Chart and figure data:
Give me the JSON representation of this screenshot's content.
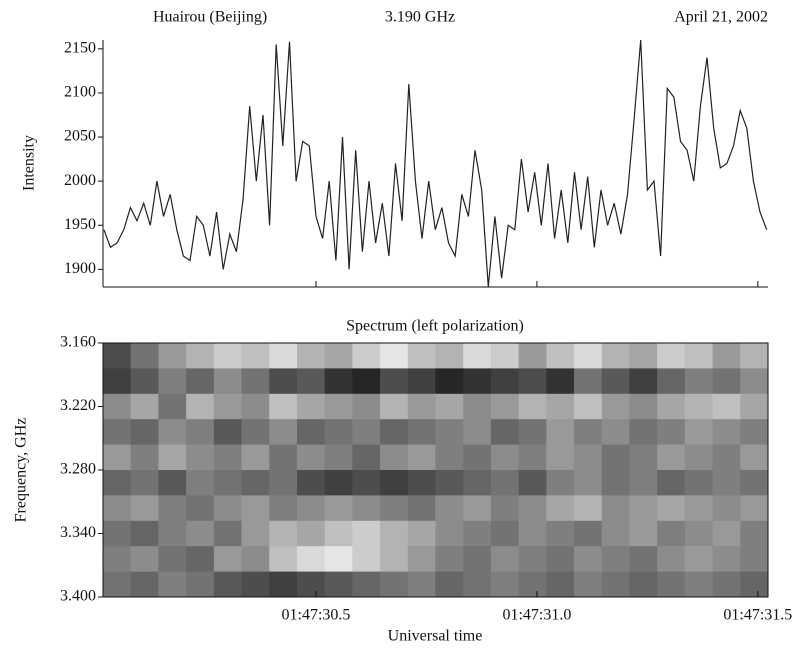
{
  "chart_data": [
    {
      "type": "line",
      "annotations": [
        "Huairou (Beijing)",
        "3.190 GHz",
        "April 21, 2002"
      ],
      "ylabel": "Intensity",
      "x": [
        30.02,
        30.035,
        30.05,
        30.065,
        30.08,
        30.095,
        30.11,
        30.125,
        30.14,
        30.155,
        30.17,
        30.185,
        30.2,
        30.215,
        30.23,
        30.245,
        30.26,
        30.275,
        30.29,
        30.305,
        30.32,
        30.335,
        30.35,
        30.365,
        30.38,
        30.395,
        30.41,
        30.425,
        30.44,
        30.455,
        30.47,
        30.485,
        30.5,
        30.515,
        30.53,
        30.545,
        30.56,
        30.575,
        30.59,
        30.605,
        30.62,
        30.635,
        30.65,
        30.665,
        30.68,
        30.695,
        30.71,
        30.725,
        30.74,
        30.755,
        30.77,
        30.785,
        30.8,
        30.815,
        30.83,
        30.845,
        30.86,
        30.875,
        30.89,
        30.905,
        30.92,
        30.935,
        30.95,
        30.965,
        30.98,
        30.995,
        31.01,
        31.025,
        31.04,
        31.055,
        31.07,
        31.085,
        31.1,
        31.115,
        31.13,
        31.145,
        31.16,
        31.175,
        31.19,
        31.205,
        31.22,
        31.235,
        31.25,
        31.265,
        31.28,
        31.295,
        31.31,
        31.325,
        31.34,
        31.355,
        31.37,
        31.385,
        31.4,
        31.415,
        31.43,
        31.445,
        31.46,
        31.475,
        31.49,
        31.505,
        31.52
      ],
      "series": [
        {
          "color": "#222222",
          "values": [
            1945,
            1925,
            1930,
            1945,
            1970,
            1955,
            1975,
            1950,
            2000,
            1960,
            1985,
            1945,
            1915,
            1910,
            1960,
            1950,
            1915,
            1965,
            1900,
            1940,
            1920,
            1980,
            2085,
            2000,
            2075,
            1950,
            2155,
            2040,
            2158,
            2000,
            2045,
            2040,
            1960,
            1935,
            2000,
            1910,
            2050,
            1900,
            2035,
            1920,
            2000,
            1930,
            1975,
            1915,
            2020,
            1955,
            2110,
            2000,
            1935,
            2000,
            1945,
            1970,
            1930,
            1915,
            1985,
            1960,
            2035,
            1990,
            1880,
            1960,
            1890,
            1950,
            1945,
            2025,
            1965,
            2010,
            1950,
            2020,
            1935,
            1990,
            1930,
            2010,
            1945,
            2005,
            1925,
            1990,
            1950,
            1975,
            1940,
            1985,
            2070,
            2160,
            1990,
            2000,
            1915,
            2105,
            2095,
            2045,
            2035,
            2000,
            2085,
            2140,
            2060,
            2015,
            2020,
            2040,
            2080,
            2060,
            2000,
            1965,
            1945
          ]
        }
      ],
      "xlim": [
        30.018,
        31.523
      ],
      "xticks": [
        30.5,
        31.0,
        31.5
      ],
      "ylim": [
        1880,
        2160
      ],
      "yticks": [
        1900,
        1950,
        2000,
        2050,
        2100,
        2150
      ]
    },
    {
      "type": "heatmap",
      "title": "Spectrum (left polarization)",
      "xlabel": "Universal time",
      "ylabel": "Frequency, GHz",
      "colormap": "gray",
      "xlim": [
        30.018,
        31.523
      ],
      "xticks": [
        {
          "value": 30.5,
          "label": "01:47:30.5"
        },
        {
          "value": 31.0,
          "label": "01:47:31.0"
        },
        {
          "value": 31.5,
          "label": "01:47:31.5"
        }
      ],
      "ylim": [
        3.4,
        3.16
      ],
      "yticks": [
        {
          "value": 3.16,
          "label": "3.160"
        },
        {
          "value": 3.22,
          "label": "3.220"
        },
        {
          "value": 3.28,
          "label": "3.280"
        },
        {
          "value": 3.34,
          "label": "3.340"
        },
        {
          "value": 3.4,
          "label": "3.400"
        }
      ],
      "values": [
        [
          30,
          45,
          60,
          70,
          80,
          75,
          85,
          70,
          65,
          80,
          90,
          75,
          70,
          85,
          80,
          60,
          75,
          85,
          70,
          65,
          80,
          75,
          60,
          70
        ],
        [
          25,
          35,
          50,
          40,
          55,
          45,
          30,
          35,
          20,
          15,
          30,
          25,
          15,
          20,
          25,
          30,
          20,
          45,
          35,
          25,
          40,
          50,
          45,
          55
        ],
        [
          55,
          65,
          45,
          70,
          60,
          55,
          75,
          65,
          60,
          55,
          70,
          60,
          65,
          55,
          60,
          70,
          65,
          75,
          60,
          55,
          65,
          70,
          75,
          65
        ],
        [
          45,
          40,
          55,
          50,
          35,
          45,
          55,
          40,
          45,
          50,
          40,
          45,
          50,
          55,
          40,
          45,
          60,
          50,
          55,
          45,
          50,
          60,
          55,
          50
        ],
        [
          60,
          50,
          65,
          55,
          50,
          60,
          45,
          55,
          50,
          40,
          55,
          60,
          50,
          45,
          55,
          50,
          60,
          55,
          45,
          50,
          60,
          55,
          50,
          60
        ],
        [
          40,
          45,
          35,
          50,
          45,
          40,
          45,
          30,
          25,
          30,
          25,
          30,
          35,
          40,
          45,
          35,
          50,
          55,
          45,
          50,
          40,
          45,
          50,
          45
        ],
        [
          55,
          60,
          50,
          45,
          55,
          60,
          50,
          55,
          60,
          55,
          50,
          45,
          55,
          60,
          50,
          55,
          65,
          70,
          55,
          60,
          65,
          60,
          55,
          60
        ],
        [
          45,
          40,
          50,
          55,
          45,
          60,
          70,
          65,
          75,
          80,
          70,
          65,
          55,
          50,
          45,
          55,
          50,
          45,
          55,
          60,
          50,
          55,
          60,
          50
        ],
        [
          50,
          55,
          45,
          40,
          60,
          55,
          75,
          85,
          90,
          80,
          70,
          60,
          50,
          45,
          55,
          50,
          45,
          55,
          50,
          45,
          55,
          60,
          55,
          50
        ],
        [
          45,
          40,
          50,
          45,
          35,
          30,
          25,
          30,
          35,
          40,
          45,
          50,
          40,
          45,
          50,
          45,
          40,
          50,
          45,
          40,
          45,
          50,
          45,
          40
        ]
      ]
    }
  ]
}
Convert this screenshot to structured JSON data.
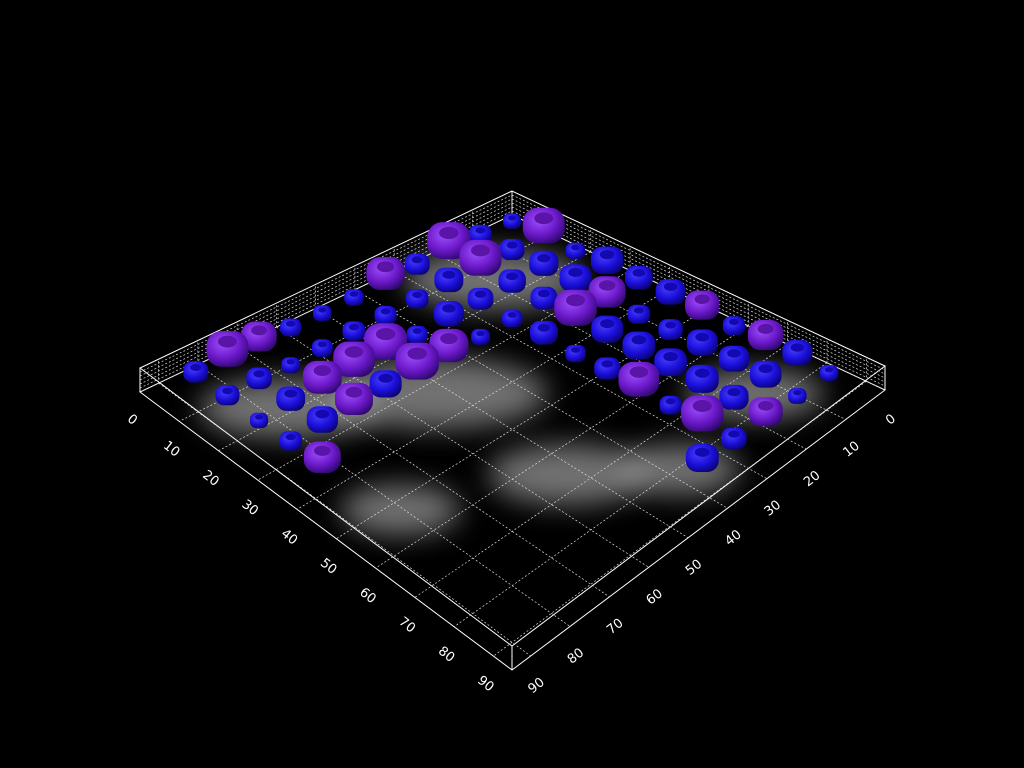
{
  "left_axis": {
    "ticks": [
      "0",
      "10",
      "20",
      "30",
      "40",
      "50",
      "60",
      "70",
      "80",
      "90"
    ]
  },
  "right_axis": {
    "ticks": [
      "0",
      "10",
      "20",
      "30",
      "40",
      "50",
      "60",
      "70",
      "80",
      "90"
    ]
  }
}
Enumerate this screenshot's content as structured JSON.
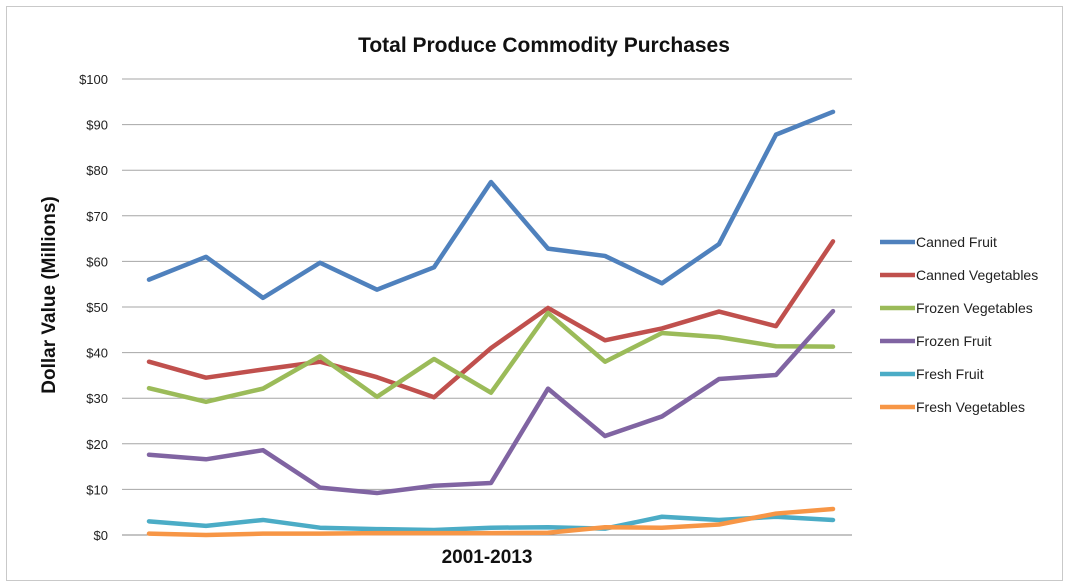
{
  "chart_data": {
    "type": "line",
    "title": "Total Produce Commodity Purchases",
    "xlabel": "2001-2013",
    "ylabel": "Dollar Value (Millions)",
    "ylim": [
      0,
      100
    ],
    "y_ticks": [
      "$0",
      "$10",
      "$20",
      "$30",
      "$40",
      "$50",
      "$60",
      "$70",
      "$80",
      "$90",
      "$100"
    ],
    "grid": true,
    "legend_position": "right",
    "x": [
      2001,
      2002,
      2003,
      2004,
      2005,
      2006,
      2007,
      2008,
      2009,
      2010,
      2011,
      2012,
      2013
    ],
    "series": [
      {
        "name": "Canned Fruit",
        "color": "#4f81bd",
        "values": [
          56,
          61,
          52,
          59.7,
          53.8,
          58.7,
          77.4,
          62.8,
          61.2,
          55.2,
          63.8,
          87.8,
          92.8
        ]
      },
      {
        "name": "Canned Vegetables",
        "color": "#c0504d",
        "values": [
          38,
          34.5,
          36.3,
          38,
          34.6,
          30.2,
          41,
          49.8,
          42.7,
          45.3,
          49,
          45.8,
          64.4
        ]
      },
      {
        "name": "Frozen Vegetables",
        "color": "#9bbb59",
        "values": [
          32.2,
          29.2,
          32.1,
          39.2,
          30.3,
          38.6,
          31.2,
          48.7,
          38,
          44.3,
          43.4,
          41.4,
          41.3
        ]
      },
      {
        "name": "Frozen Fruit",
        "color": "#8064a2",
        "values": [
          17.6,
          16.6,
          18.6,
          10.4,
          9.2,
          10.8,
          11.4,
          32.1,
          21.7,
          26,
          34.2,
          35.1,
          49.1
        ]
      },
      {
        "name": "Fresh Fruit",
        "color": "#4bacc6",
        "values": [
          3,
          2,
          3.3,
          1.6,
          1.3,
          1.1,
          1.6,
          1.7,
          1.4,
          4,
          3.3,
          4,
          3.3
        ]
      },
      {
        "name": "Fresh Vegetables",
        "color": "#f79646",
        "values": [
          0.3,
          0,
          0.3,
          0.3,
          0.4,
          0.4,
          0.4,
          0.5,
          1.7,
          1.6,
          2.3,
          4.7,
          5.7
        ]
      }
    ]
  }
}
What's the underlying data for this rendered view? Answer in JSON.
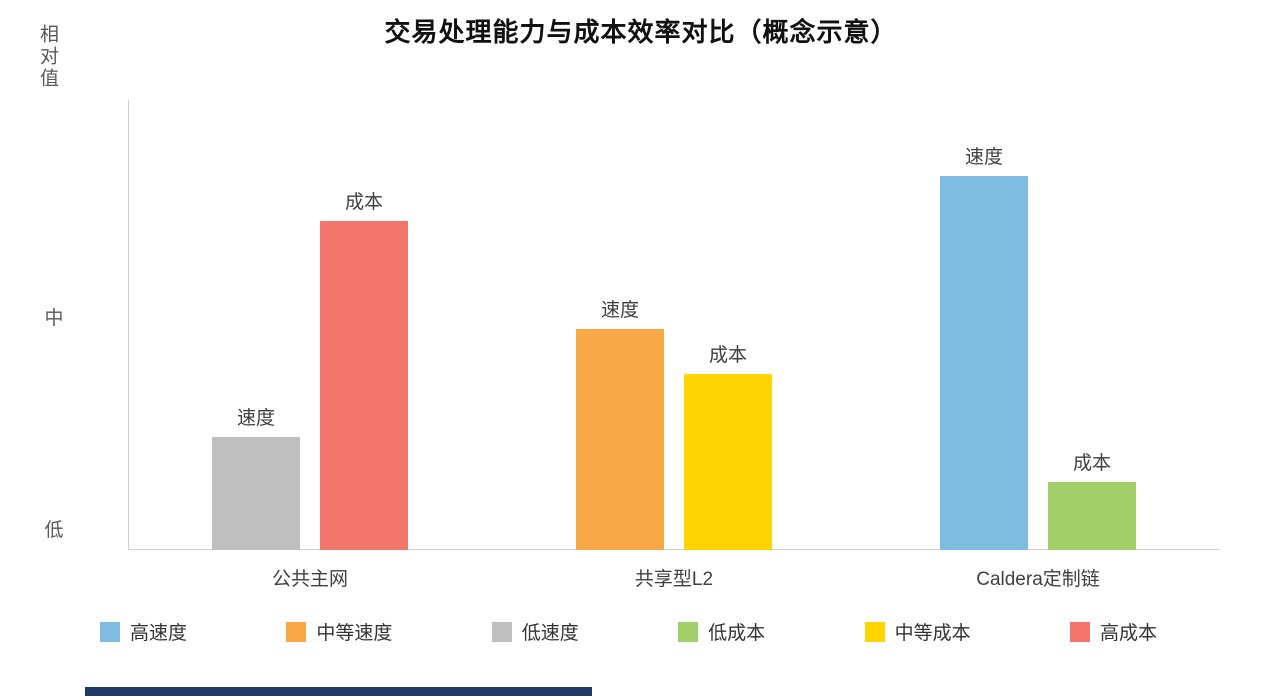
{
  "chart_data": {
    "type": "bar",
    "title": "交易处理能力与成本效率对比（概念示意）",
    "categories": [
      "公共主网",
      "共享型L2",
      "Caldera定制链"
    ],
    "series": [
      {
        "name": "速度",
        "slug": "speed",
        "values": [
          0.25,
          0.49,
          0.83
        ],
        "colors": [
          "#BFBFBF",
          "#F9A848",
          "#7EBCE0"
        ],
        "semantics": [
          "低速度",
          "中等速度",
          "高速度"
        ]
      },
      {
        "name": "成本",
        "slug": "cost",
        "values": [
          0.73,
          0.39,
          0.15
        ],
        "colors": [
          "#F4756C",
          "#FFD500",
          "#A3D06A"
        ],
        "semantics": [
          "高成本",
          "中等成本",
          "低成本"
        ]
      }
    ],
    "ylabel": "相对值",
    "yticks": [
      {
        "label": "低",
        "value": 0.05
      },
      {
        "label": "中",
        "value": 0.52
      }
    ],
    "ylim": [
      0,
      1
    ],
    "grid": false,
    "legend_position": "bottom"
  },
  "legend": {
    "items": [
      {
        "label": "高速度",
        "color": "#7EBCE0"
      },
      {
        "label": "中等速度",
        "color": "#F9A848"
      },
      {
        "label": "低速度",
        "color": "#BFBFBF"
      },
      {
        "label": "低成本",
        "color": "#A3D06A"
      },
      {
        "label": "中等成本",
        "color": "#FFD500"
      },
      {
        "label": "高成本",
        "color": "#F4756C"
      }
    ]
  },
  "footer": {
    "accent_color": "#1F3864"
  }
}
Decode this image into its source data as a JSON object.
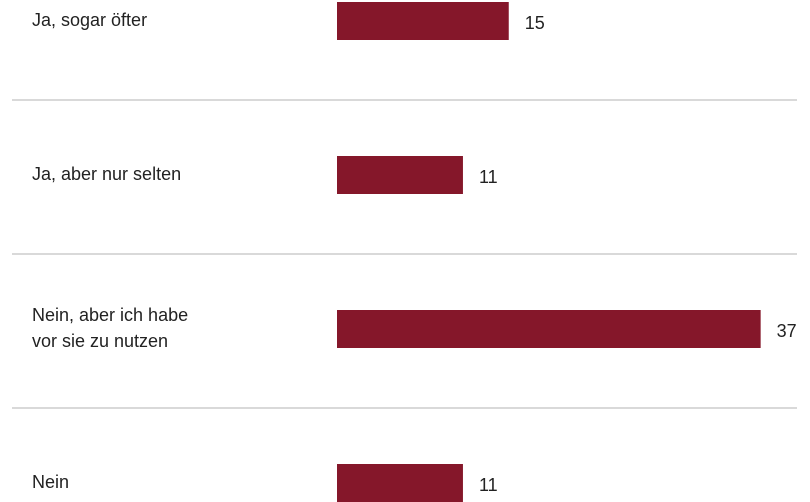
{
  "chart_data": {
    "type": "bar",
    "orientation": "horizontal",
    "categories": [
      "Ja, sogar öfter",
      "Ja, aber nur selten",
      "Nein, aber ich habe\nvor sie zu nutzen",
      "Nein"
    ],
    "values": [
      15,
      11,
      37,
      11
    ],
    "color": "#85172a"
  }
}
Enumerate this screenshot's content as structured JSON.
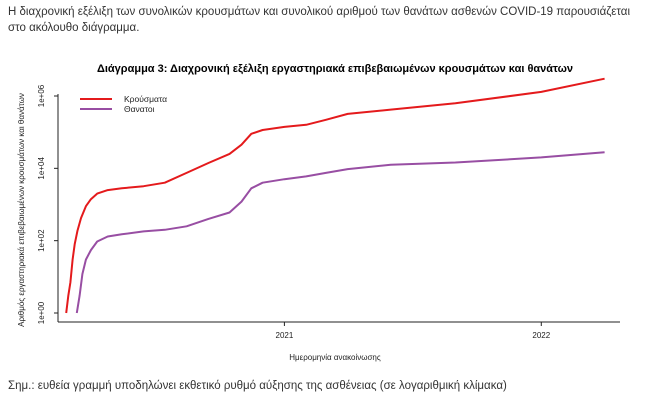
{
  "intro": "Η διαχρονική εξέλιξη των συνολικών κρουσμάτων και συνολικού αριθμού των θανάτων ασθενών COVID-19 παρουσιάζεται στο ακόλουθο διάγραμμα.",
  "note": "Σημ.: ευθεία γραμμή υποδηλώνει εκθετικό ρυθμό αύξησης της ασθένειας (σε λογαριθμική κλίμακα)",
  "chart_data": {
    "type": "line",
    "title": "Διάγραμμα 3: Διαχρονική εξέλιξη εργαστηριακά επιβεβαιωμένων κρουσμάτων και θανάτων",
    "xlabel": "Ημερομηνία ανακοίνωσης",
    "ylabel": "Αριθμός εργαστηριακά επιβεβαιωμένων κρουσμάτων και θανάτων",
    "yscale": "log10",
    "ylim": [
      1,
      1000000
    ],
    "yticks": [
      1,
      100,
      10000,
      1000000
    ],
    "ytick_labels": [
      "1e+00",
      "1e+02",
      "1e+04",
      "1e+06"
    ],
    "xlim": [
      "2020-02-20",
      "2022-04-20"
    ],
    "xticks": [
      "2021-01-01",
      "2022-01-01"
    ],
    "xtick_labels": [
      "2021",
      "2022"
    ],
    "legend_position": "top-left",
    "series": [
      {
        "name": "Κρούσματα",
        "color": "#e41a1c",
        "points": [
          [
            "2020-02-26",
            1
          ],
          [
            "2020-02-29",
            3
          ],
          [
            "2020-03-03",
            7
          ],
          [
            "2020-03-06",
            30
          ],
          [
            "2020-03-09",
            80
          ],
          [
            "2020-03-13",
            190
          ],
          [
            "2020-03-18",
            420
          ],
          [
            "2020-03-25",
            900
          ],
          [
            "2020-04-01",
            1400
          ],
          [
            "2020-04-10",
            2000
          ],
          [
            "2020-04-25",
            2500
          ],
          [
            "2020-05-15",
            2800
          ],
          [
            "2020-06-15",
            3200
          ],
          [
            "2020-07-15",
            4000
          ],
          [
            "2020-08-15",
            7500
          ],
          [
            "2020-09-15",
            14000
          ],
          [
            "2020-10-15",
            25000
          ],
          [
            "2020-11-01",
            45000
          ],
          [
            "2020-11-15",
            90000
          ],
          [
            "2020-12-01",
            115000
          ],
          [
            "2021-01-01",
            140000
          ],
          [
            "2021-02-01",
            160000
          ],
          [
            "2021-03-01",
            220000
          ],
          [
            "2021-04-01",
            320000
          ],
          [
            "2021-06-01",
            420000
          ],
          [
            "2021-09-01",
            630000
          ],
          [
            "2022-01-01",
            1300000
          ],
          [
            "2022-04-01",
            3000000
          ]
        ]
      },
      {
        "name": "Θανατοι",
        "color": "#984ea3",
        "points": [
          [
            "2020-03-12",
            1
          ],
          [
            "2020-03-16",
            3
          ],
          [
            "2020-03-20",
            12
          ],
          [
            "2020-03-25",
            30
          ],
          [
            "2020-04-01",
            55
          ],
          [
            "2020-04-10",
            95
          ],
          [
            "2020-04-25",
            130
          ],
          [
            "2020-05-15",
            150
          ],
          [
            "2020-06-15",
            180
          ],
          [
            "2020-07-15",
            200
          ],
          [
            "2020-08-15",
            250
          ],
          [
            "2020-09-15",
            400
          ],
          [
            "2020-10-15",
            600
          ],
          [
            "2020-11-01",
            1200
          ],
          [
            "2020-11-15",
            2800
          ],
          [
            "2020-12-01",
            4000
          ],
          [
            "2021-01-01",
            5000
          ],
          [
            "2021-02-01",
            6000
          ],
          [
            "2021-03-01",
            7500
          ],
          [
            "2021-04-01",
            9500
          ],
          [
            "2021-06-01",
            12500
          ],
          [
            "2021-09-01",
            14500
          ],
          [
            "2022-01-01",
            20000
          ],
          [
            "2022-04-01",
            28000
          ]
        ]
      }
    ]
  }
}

The task: In the entries above, identify every line with the word "name". Copy those lines.

Exercise answer:
        "name": "Canned Fruit",
        "name": "Canned Vegetables",
        "name": "Frozen Vegetables",
        "name": "Frozen Fruit",
        "name": "Fresh Fruit",
        "name": "Fresh Vegetables",
        "name": "速度",
        "name": "成本",
        "name": "Κρούσματα",
        "name": "Θανατοι",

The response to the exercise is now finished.